What you have to do> Switch "image" to "chart" in the listing lines from the start of the listing through the line containing "x-axis-title: Jours — [856, 494, 891, 510]", inclusive, and reproduce those lines with nothing else altered.

Data entries:
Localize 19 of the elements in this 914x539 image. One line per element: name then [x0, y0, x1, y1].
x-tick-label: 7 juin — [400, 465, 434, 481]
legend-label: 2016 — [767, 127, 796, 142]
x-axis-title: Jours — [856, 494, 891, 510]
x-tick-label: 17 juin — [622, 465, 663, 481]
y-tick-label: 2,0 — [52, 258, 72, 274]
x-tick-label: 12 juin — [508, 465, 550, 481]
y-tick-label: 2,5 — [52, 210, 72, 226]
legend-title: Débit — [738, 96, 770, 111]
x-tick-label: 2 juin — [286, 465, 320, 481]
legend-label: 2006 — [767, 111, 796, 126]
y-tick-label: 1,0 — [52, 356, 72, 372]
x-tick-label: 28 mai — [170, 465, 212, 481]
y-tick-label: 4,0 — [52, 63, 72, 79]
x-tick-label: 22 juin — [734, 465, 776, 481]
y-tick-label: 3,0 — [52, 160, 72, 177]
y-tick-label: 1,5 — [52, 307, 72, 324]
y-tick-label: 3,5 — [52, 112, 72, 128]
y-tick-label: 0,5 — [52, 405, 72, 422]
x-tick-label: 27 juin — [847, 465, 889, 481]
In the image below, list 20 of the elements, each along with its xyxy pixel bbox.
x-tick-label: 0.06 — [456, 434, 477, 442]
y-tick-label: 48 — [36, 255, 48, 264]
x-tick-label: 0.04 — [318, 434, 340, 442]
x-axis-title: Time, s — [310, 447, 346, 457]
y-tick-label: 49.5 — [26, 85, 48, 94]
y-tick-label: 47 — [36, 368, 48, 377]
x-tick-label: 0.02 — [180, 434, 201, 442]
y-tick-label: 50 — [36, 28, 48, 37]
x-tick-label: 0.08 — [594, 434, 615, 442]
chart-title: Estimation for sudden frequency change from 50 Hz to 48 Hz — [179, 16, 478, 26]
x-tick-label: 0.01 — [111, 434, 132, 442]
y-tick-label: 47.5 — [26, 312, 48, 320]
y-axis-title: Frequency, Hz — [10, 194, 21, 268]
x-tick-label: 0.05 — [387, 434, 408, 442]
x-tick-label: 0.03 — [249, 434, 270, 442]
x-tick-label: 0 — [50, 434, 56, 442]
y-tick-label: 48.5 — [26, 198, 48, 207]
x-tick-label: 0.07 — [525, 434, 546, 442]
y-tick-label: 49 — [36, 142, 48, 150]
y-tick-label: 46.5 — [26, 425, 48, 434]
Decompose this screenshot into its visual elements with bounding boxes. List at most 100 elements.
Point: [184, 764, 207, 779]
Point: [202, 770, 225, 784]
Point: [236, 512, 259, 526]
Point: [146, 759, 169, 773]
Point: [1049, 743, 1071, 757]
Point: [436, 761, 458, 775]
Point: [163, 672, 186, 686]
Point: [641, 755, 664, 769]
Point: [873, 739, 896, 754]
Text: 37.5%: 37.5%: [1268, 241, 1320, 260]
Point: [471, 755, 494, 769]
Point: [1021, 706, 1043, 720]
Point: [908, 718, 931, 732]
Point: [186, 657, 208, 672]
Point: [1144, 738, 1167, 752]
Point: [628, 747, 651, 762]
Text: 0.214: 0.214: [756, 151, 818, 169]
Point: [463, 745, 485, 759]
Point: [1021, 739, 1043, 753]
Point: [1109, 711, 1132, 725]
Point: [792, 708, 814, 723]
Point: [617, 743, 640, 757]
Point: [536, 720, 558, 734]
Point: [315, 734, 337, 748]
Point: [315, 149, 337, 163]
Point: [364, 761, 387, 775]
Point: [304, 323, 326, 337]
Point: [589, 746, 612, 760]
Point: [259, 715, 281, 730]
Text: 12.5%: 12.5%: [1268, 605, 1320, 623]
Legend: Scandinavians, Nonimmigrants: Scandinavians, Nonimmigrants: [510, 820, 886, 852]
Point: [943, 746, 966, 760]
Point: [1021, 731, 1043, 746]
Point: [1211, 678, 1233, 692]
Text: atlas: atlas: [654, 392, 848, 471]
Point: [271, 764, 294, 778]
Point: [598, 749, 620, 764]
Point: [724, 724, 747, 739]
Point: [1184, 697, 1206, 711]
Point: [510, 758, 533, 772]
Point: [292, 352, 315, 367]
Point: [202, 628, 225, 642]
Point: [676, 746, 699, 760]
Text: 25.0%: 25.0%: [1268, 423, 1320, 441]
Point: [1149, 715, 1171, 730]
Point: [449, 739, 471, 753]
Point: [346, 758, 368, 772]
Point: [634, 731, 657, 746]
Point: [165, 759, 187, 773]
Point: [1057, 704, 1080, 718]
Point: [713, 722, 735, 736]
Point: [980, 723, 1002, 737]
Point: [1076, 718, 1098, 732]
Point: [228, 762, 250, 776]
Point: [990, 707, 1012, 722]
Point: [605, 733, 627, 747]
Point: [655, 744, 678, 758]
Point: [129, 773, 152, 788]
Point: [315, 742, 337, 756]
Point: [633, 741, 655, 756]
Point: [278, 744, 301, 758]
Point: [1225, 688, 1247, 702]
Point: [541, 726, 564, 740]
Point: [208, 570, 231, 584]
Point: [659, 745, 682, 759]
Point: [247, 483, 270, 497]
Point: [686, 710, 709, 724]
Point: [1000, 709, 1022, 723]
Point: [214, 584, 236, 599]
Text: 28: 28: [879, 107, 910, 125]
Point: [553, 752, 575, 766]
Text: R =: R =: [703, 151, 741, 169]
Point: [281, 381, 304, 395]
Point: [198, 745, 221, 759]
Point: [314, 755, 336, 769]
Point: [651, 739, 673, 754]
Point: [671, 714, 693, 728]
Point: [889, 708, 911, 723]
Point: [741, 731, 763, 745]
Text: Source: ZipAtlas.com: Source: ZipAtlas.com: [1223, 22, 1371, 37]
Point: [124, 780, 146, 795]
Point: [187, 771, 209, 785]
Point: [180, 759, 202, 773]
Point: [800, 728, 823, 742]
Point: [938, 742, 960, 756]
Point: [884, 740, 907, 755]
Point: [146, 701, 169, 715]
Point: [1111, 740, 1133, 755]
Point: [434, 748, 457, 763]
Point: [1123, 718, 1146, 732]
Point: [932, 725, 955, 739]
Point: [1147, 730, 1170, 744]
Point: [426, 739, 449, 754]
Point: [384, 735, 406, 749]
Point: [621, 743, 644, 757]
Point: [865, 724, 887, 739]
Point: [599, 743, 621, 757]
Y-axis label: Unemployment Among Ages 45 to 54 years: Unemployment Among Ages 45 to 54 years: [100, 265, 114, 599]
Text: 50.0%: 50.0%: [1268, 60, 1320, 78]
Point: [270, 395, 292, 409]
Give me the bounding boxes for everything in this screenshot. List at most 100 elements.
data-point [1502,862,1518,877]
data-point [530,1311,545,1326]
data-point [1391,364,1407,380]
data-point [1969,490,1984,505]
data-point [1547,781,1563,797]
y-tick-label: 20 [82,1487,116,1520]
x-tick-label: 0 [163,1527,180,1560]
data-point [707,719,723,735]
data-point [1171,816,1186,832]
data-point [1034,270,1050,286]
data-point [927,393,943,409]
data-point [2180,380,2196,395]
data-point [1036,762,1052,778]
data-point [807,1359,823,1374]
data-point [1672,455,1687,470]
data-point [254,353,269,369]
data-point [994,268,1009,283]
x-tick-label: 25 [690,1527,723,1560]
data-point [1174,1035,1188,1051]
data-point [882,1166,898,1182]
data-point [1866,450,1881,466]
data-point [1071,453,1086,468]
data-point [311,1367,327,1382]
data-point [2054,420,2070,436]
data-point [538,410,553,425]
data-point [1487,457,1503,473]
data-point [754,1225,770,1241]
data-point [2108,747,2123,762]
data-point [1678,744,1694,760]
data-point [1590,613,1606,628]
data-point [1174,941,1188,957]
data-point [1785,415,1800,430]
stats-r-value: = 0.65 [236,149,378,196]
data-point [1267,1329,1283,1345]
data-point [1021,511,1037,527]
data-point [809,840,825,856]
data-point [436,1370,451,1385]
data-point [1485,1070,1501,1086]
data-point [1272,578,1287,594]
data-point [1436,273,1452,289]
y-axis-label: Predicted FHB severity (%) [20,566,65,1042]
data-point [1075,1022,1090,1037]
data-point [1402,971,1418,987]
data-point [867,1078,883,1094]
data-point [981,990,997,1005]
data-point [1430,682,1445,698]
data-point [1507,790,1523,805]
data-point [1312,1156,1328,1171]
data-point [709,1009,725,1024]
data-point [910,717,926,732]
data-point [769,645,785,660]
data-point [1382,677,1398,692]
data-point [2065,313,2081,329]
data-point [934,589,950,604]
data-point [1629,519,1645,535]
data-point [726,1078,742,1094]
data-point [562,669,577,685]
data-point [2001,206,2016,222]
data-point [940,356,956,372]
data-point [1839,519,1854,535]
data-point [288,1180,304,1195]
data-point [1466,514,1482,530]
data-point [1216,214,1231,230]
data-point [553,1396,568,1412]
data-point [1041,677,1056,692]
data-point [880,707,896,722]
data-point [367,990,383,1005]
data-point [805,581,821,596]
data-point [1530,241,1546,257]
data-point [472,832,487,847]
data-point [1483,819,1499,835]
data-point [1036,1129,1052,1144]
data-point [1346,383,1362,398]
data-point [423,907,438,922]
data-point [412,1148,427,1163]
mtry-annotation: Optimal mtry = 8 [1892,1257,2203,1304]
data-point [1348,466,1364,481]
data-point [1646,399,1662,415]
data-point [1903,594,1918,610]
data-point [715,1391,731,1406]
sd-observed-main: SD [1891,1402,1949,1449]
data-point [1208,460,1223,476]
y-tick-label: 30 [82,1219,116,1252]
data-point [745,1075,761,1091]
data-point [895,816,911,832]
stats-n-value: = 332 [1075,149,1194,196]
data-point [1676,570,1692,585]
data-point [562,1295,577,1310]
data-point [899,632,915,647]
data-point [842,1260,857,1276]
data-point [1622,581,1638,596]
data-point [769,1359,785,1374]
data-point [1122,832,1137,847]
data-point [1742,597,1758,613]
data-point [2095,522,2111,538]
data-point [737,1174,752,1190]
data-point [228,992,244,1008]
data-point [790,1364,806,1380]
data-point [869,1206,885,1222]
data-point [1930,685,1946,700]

Worked answer>
Localize 19 of the elements in this 914x539 chart. One line per element: name then [x0, y0, x1, y1].
x-tick-label: 7 juin — [400, 465, 434, 481]
legend-label: 2016 — [767, 127, 796, 142]
x-axis-title: Jours — [856, 494, 891, 510]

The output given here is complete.